## TASK TO CARRY OUT
Quote the passage on record housing prices and the risk of another crash in full, word for word.

==== SOURCE TEXT ====

Housing prices are at record highs, having more than doubled over the last decade, creating the potential for another housing crash.
In the wake of the 2008 crash, there was a tremendous housing glut. People simply couldn’t afford housing after record-setting job losses. Many ended up moving in with relatives. This reduced the demand for houses and resulted in massive foreclosures by banks. The housing glut, in turn, drove the majority of homebuilders out of business. In response to this and other factors, the FED lowered interest rates to record low levels, which allowed people to start buying houses and reduced the glut.
The extremely low mortgage interest rates of the past decade initially reduced the cost of ownership enabling more people to be able to afford houses and those that could already afford a house to be able to afford a bigger house. Combined with fewer homes being built, this put upward pressure on house prices, bringing us to where we are now.
Housing prices are at record highs, having more than doubled over the last decade, creating what certainly appears to be another housing bubble on the scale of the 2008 bubble.
A recent Fannie Mae survey found that 79% of U.S. citizens think it is a bad time to buy a house. This fact alone could cause a self-fulfilling prophecy, as people just decide not to move from their current house. This would decrease demand and drive housing prices down. Mortgage applications have already plummeted to record lows, and the National Association of Home Builders (NAHB) says the U.S. is already in a housing recession.
Adjustable Rate Mortgages
An adjustable-rate mortgage can be a good deal when rates are going down because your monthly payment could actually decrease. Plus, you generally get a discount initially because the lender has less risk since they are protected if rates do rise. But, when rates start rising, people start seeing their mortgage payments going up, and if they were already squeezed thin, that could push them over the edge resulting in a foreclosure. Foreclosures put more houses on the market (i.e. increased supply at discount prices), thus putting downward pressure on all housing prices and precipitating a housing crash.

==== DATASET EXTRACT ====

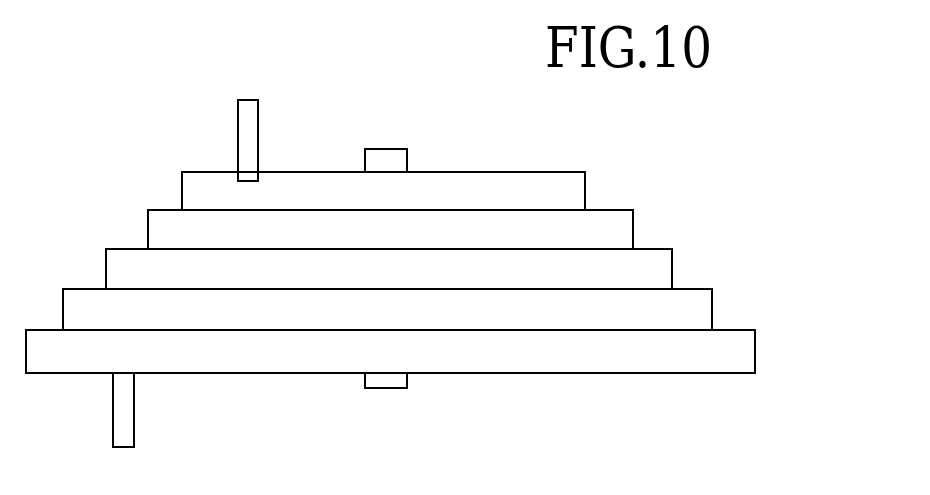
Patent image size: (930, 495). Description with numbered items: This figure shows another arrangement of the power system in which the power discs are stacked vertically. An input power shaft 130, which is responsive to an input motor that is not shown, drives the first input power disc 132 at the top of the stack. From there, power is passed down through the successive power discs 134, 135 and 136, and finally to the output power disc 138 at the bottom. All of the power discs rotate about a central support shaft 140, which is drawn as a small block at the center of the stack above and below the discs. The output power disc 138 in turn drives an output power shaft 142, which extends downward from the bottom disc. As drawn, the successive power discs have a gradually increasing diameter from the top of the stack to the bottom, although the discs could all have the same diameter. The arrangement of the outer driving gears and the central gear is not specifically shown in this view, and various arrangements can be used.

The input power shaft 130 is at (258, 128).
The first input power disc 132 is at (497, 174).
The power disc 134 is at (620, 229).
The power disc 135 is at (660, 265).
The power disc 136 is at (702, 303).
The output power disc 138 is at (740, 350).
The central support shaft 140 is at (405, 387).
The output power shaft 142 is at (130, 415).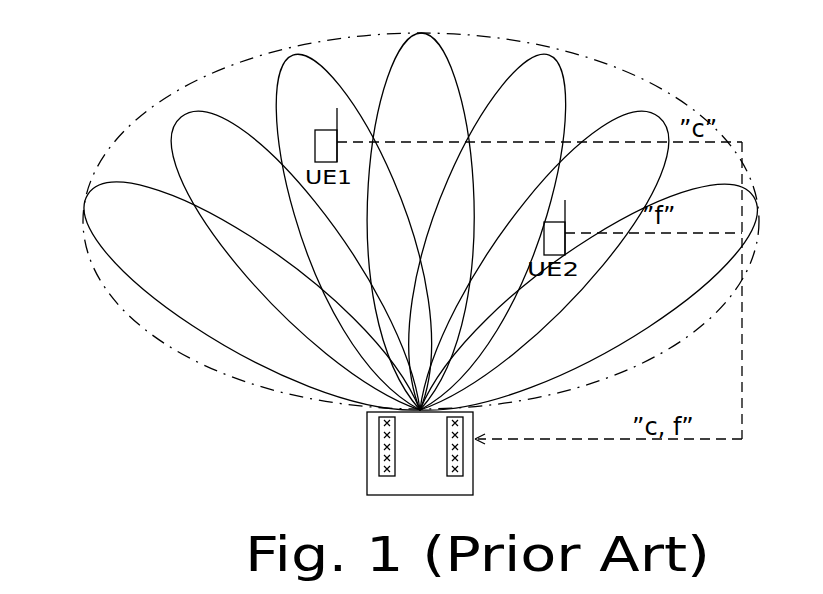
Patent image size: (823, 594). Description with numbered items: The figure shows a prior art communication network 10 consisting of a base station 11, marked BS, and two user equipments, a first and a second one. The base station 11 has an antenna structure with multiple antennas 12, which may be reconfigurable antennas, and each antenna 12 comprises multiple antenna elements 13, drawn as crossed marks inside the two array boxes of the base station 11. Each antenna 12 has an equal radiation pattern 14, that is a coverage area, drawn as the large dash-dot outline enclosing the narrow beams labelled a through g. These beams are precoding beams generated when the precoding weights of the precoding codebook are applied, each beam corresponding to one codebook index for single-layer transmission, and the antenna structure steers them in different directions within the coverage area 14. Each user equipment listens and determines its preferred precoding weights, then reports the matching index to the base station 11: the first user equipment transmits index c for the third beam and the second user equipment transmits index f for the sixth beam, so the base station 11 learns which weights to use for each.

====
==== DATASET EXTRACT ====

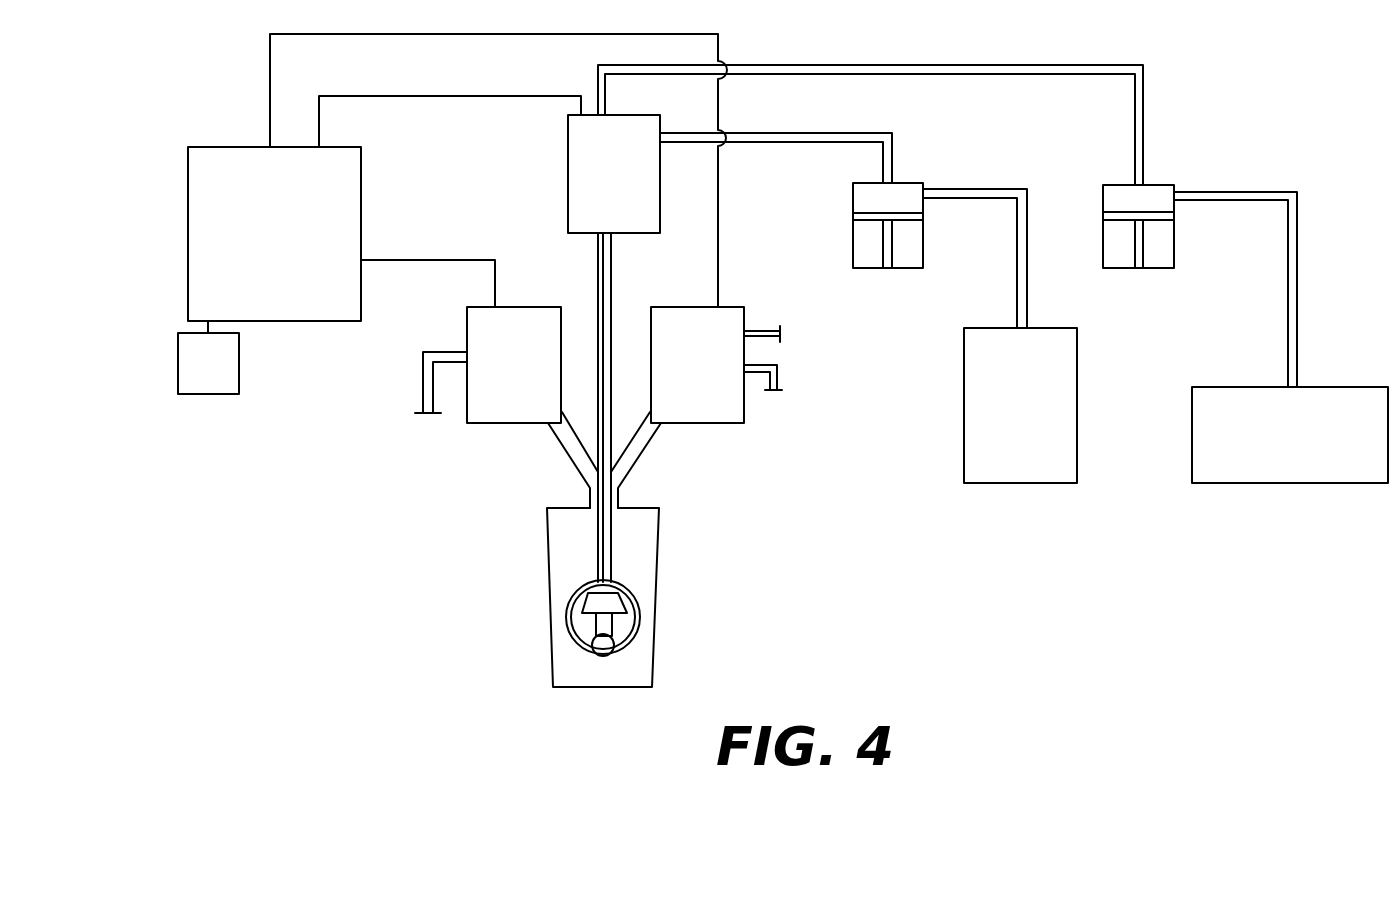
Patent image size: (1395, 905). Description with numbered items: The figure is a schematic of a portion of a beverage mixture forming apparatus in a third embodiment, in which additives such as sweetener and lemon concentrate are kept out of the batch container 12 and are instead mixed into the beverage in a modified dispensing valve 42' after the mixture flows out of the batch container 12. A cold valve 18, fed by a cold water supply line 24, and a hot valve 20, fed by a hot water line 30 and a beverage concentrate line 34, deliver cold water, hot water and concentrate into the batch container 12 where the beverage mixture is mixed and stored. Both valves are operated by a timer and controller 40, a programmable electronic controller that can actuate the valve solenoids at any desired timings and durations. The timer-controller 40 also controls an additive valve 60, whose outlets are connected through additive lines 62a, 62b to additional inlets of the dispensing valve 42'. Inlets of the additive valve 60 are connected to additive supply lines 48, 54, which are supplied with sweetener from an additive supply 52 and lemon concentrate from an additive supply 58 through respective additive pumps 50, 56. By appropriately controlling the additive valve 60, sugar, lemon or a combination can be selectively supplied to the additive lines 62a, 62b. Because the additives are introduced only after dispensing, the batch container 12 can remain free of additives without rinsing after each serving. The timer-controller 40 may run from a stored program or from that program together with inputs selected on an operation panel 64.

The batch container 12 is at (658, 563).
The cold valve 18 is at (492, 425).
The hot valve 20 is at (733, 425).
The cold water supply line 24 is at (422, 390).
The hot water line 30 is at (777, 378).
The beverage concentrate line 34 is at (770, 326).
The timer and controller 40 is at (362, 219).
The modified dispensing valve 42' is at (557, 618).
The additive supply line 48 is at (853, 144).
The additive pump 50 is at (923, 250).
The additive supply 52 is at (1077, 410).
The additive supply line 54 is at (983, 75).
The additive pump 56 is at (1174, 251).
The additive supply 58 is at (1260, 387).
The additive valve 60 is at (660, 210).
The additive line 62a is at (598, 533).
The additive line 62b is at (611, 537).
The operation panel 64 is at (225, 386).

====
==== DATASET EXTRACT ====

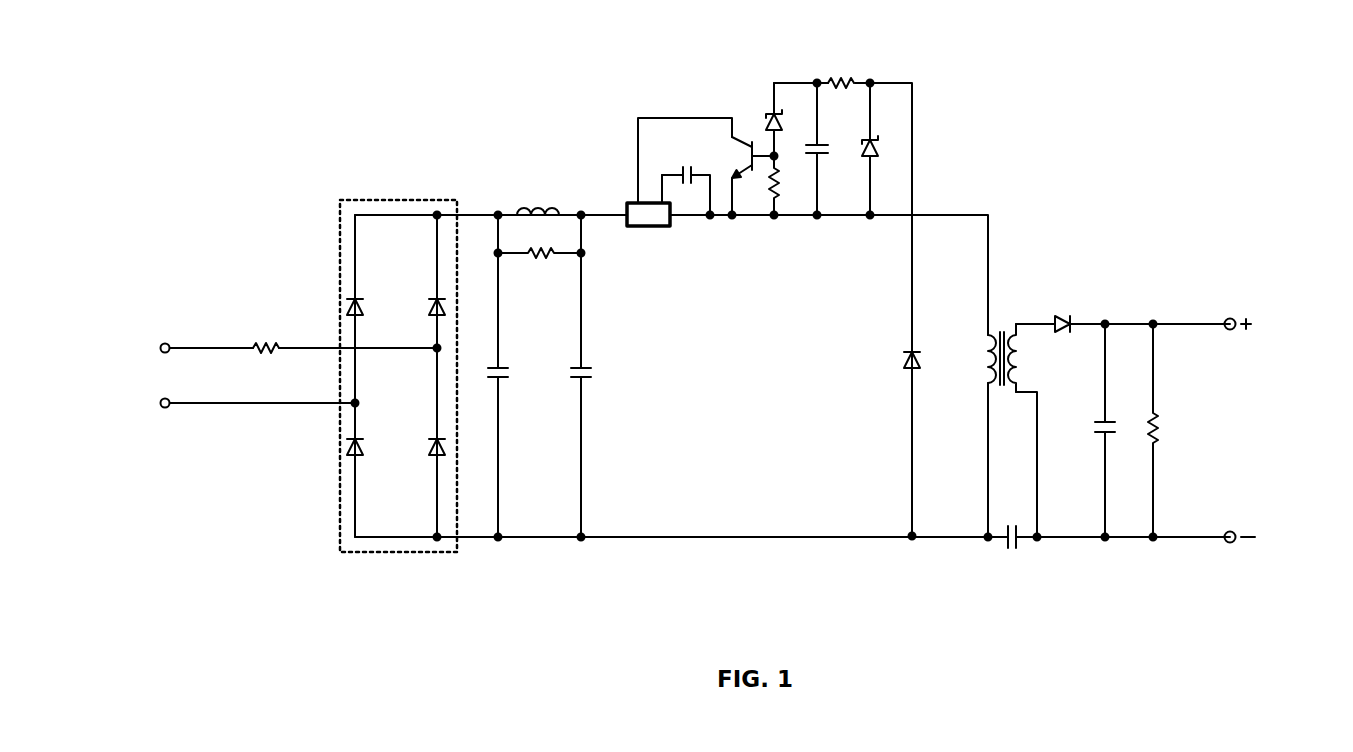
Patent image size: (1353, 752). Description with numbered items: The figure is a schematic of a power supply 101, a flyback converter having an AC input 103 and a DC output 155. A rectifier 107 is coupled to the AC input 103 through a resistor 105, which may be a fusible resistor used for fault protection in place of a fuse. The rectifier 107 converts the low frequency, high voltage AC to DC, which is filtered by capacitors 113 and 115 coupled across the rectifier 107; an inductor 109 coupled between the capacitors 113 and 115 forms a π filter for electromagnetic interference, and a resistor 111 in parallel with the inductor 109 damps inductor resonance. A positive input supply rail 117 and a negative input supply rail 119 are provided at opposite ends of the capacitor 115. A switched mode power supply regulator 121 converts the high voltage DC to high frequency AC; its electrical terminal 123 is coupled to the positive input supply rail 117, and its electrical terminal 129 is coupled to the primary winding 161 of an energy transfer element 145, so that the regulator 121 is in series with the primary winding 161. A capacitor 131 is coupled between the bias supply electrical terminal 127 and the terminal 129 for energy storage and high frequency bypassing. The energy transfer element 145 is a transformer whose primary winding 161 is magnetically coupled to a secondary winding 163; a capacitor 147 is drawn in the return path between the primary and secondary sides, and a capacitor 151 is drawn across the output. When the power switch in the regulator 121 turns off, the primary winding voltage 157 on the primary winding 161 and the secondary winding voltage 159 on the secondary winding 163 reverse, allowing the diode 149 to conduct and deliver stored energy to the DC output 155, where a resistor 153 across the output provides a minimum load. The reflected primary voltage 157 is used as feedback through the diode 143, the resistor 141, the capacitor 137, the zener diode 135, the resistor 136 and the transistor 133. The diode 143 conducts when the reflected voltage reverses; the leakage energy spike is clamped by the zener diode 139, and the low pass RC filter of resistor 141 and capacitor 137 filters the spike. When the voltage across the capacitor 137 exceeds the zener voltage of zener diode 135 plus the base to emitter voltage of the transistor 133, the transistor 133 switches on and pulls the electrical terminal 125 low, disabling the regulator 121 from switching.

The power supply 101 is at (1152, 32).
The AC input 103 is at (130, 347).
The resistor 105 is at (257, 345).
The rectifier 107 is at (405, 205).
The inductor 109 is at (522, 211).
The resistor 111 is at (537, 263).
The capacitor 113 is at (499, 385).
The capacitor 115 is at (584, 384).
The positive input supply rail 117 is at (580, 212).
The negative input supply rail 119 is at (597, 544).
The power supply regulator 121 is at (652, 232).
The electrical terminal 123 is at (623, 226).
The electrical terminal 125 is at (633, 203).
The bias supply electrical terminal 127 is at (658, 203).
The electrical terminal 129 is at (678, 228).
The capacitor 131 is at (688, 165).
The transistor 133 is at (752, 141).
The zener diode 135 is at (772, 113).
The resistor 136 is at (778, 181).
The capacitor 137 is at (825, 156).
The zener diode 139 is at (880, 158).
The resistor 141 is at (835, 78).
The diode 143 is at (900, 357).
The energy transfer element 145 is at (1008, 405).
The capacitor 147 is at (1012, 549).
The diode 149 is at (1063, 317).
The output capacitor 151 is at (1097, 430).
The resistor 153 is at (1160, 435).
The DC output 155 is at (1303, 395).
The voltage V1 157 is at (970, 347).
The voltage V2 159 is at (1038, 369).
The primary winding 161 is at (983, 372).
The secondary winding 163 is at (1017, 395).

====

## WRITTEN REPLY
Housing prices are at record highs, having more than doubled over the last decade, creating the potential for another housing crash.
In the wake of the 2008 crash, there was a tremendous housing glut. People simply couldn’t afford housing after record-setting job losses. Many ended up moving in with relatives. This reduced the demand for houses and resulted in massive foreclosures by banks. The housing glut, in turn, drove the majority of homebuilders out of business. In response to this and other factors, the FED lowered interest rates to record low levels, which allowed people to start buying houses and reduced the glut.
The extremely low mortgage interest rates of the past decade initially reduced the cost of ownership enabling more people to be able to afford houses and those that could already afford a house to be able to afford a bigger house. Combined with fewer homes being built, this put upward pressure on house prices, bringing us to where we are now.
Housing prices are at record highs, having more than doubled over the last decade, creating what certainly appears to be another housing bubble on the scale of the 2008 bubble.
A recent Fannie Mae survey found that 79% of U.S. citizens think it is a bad time to buy a house. This fact alone could cause a self-fulfilling prophecy, as people just decide not to move from their current house. This would decrease demand and drive housing prices down. Mortgage applications have already plummeted to record lows, and the National Association of Home Builders (NAHB) says the U.S. is already in a housing recession.
Adjustable Rate Mortgages
An adjustable-rate mortgage can be a good deal when rates are going down because your monthly payment could actually decrease. Plus, you generally get a discount initially because the lender has less risk since they are protected if rates do rise. But, when rates start rising, people start seeing their mortgage payments going up, and if they were already squeezed thin, that could push them over the edge resulting in a foreclosure. Foreclosures put more houses on the market (i.e. increased supply at discount prices), thus putting downward pressure on all housing prices and precipitating a housing crash.